EXERCISE DESCRIPTION:
Omit every image, and transcribe the remaining entries exactly as given.
[start]
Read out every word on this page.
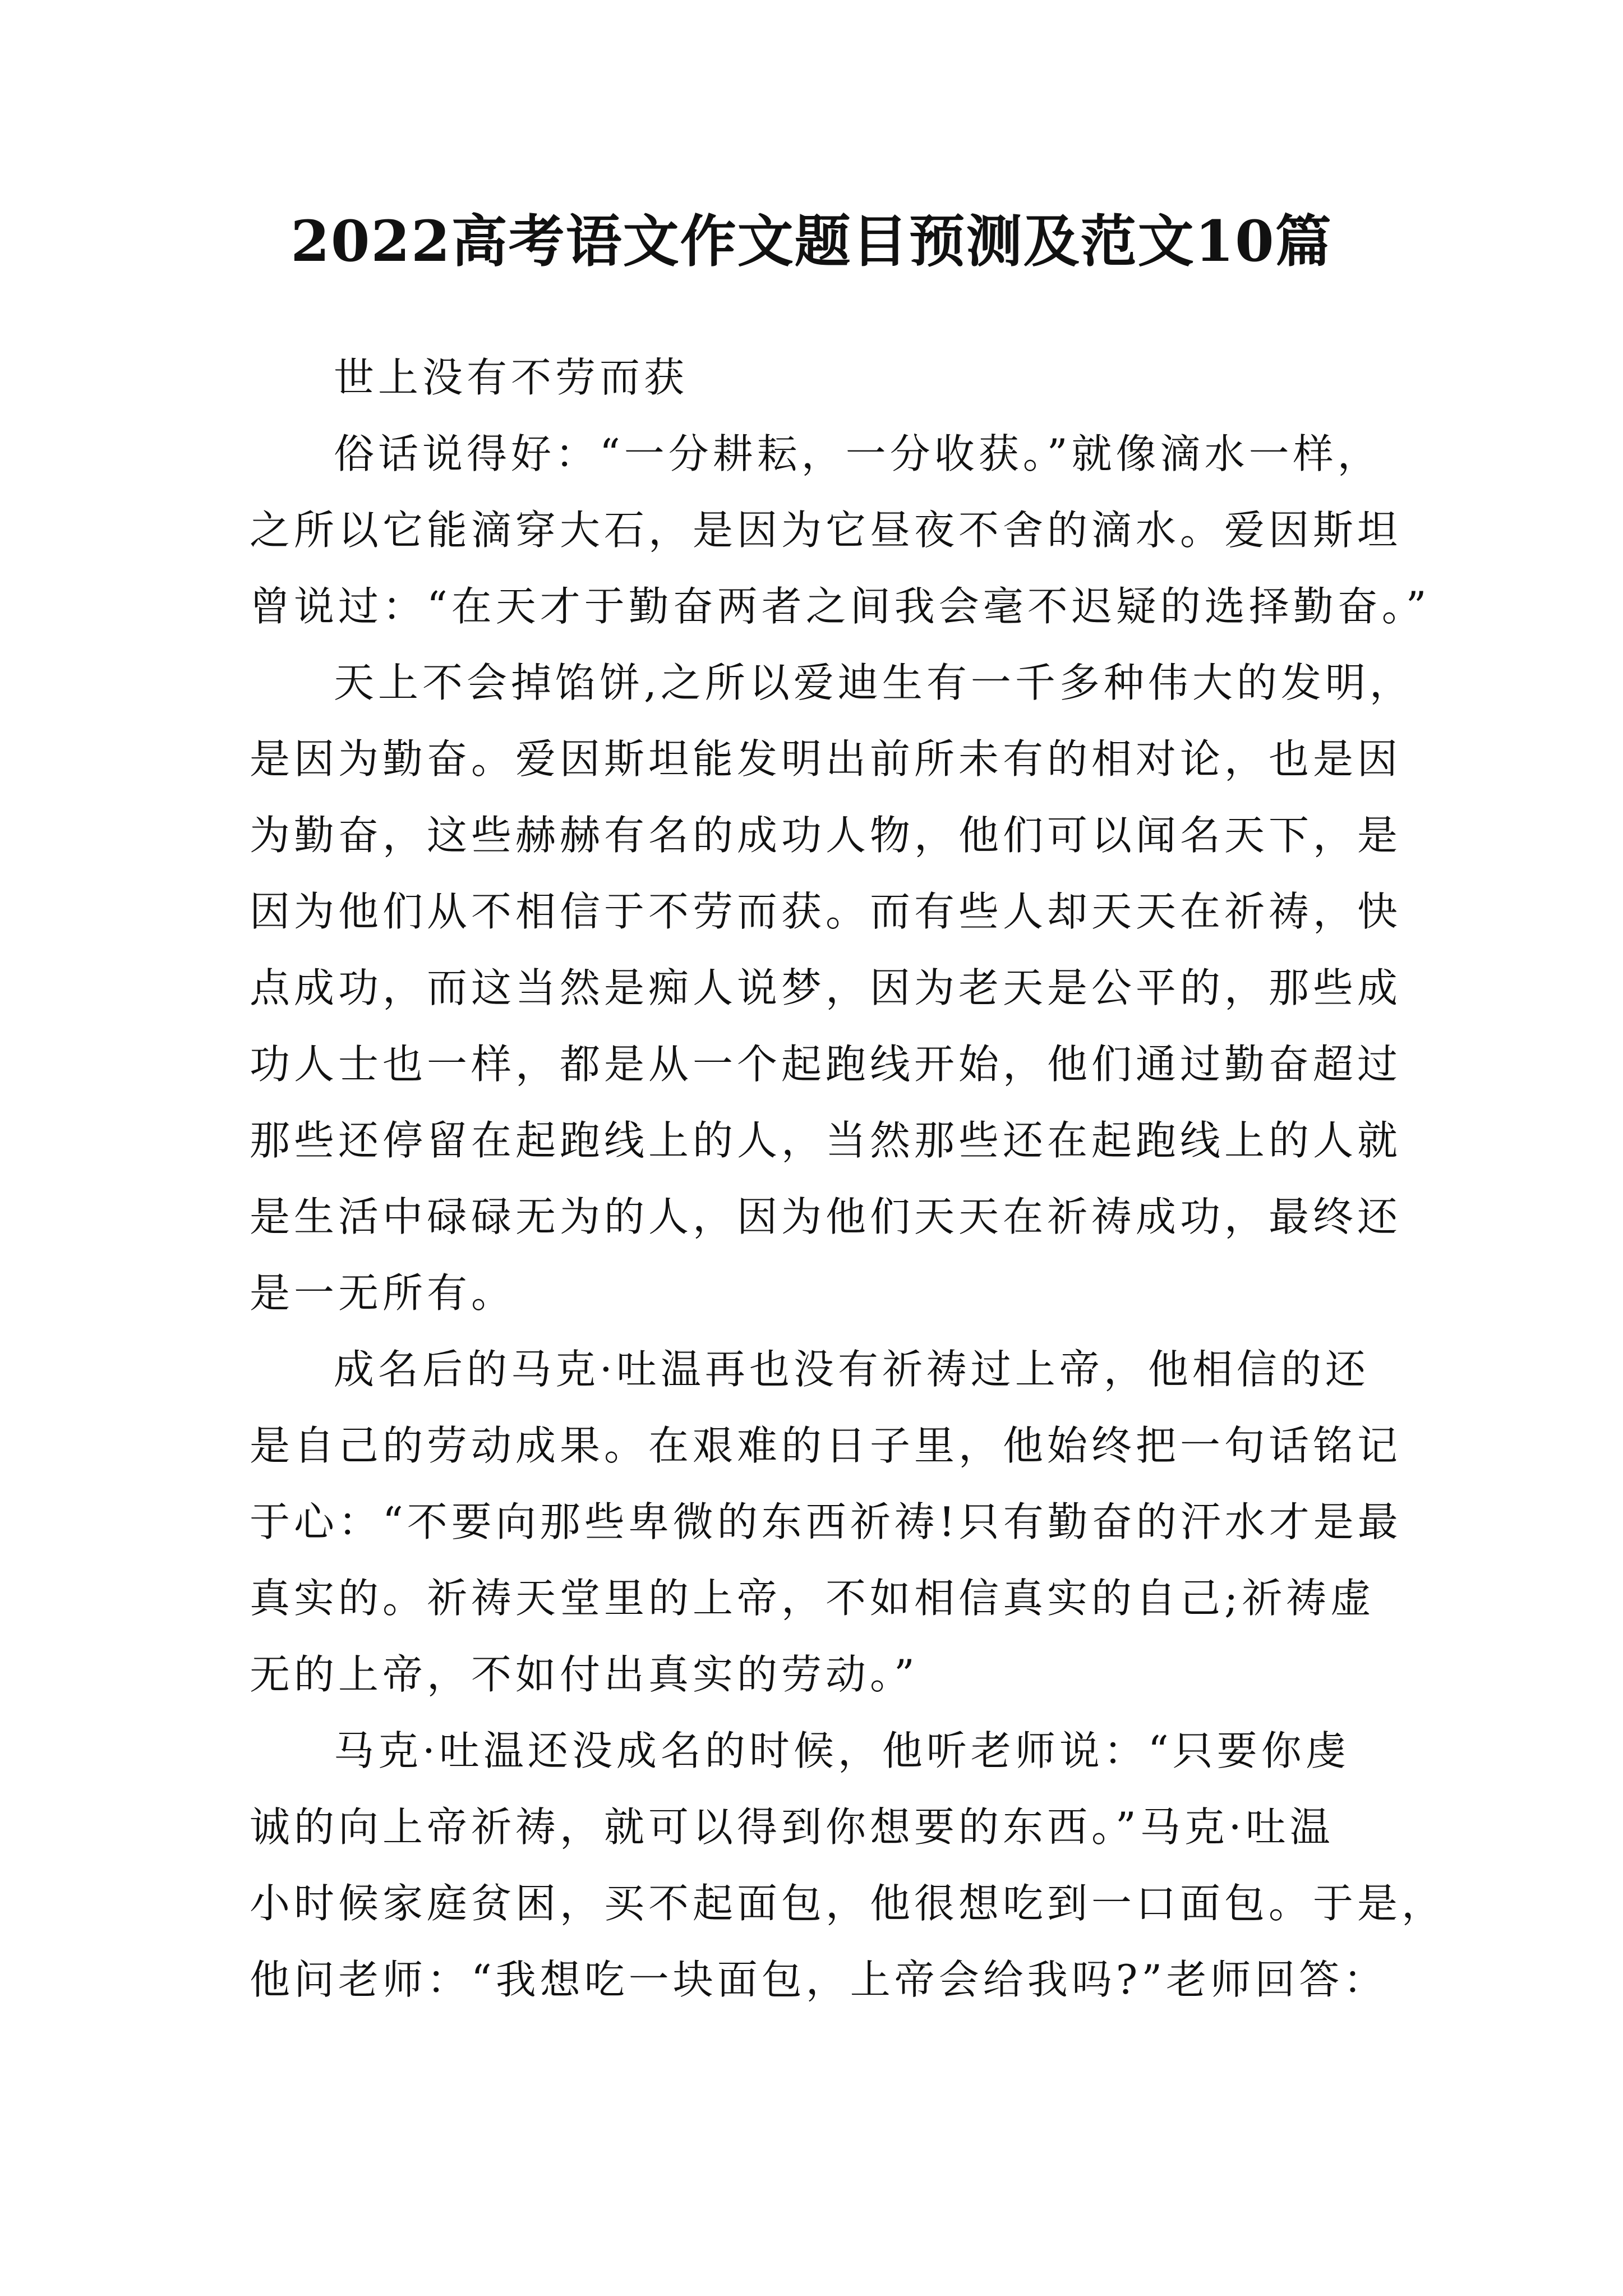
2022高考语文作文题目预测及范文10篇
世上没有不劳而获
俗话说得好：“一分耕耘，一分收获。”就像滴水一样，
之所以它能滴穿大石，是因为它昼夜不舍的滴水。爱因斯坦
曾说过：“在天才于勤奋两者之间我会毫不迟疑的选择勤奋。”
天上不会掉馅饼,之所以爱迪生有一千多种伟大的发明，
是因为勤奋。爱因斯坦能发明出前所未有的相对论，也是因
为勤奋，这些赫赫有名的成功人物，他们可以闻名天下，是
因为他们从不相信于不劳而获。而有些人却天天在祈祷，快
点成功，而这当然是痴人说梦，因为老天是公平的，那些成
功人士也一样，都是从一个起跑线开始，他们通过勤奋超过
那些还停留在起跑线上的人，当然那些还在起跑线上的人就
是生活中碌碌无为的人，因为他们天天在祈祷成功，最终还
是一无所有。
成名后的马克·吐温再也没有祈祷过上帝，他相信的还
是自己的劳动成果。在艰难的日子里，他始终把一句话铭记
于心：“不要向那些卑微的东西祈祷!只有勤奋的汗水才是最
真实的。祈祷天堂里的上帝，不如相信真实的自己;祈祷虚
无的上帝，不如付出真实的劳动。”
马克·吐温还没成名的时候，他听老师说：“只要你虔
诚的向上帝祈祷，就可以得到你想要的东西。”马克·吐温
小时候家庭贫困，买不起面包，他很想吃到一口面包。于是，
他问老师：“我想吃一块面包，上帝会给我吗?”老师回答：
[end]
EXERCISE RESULT:
Read out every word on this page.
2022高考语文作文题目预测及范文10篇
世上没有不劳而获
俗话说得好：“一分耕耘，一分收获。”就像滴水一样，
之所以它能滴穿大石，是因为它昼夜不舍的滴水。爱因斯坦
曾说过：“在天才于勤奋两者之间我会毫不迟疑的选择勤奋。”
天上不会掉馅饼,之所以爱迪生有一千多种伟大的发明，
是因为勤奋。爱因斯坦能发明出前所未有的相对论，也是因
为勤奋，这些赫赫有名的成功人物，他们可以闻名天下，是
因为他们从不相信于不劳而获。而有些人却天天在祈祷，快
点成功，而这当然是痴人说梦，因为老天是公平的，那些成
功人士也一样，都是从一个起跑线开始，他们通过勤奋超过
那些还停留在起跑线上的人，当然那些还在起跑线上的人就
是生活中碌碌无为的人，因为他们天天在祈祷成功，最终还
是一无所有。
成名后的马克·吐温再也没有祈祷过上帝，他相信的还
是自己的劳动成果。在艰难的日子里，他始终把一句话铭记
于心：“不要向那些卑微的东西祈祷!只有勤奋的汗水才是最
真实的。祈祷天堂里的上帝，不如相信真实的自己;祈祷虚
无的上帝，不如付出真实的劳动。”
马克·吐温还没成名的时候，他听老师说：“只要你虔
诚的向上帝祈祷，就可以得到你想要的东西。”马克·吐温
小时候家庭贫困，买不起面包，他很想吃到一口面包。于是，
他问老师：“我想吃一块面包，上帝会给我吗?”老师回答：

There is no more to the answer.